# START OF RECORDS FOR THIS TASK

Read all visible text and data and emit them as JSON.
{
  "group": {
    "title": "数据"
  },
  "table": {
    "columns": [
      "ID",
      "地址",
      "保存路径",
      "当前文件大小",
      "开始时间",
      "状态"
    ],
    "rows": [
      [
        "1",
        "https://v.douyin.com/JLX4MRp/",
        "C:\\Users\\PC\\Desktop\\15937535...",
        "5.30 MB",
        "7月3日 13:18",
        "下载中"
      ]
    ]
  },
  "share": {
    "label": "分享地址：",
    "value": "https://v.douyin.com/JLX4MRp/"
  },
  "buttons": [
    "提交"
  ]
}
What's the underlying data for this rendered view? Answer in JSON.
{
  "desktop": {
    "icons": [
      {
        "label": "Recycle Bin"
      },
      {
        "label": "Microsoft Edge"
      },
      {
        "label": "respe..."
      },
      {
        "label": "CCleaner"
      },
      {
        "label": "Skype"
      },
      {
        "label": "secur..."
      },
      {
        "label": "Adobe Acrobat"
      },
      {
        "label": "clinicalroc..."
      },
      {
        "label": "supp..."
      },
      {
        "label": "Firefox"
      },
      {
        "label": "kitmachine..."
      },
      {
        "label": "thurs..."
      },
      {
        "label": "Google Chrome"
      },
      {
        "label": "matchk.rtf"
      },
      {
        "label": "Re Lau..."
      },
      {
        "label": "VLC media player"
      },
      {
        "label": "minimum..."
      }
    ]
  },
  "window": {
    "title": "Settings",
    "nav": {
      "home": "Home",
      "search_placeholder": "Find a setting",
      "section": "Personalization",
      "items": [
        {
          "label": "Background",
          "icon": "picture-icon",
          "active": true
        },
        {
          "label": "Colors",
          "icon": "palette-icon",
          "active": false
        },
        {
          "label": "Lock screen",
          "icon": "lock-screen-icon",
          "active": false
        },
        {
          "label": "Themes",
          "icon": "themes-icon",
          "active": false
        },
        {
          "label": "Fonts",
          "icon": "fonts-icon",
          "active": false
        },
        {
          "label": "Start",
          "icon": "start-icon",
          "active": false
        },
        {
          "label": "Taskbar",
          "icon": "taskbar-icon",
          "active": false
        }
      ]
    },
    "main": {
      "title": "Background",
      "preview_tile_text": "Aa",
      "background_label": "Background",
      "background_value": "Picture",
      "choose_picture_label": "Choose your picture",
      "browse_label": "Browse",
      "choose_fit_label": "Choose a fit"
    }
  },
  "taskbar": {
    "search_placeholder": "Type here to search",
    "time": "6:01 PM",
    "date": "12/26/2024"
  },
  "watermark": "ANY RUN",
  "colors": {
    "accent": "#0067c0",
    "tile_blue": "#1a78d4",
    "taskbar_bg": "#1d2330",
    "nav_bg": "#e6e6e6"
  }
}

# END OF RECORDS FOR THIS TASK

◆ **WHAT YOU HAVE TO DO**:
Write out every entry again exactly, please, with nothing missing.

◆ **ANSWER**:
Read all visible text and data and emit them as JSON.
{
  "group": {
    "title": "数据"
  },
  "table": {
    "columns": [
      "ID",
      "地址",
      "保存路径",
      "当前文件大小",
      "开始时间",
      "状态"
    ],
    "rows": [
      [
        "1",
        "https://v.douyin.com/JLX4MRp/",
        "C:\\Users\\PC\\Desktop\\15937535...",
        "5.30 MB",
        "7月3日 13:18",
        "下载中"
      ]
    ]
  },
  "share": {
    "label": "分享地址：",
    "value": "https://v.douyin.com/JLX4MRp/"
  },
  "buttons": [
    "提交"
  ]
}
What's the underlying data for this rendered view? Answer in JSON.
{
  "desktop": {
    "icons": [
      {
        "label": "Recycle Bin"
      },
      {
        "label": "Microsoft Edge"
      },
      {
        "label": "respe..."
      },
      {
        "label": "CCleaner"
      },
      {
        "label": "Skype"
      },
      {
        "label": "secur..."
      },
      {
        "label": "Adobe Acrobat"
      },
      {
        "label": "clinicalroc..."
      },
      {
        "label": "supp..."
      },
      {
        "label": "Firefox"
      },
      {
        "label": "kitmachine..."
      },
      {
        "label": "thurs..."
      },
      {
        "label": "Google Chrome"
      },
      {
        "label": "matchk.rtf"
      },
      {
        "label": "Re Lau..."
      },
      {
        "label": "VLC media player"
      },
      {
        "label": "minimum..."
      }
    ]
  },
  "window": {
    "title": "Settings",
    "nav": {
      "home": "Home",
      "search_placeholder": "Find a setting",
      "section": "Personalization",
      "items": [
        {
          "label": "Background",
          "icon": "picture-icon",
          "active": true
        },
        {
          "label": "Colors",
          "icon": "palette-icon",
          "active": false
        },
        {
          "label": "Lock screen",
          "icon": "lock-screen-icon",
          "active": false
        },
        {
          "label": "Themes",
          "icon": "themes-icon",
          "active": false
        },
        {
          "label": "Fonts",
          "icon": "fonts-icon",
          "active": false
        },
        {
          "label": "Start",
          "icon": "start-icon",
          "active": false
        },
        {
          "label": "Taskbar",
          "icon": "taskbar-icon",
          "active": false
        }
      ]
    },
    "main": {
      "title": "Background",
      "preview_tile_text": "Aa",
      "background_label": "Background",
      "background_value": "Picture",
      "choose_picture_label": "Choose your picture",
      "browse_label": "Browse",
      "choose_fit_label": "Choose a fit"
    }
  },
  "taskbar": {
    "search_placeholder": "Type here to search",
    "time": "6:01 PM",
    "date": "12/26/2024"
  },
  "watermark": "ANY RUN",
  "colors": {
    "accent": "#0067c0",
    "tile_blue": "#1a78d4",
    "taskbar_bg": "#1d2330",
    "nav_bg": "#e6e6e6"
  }
}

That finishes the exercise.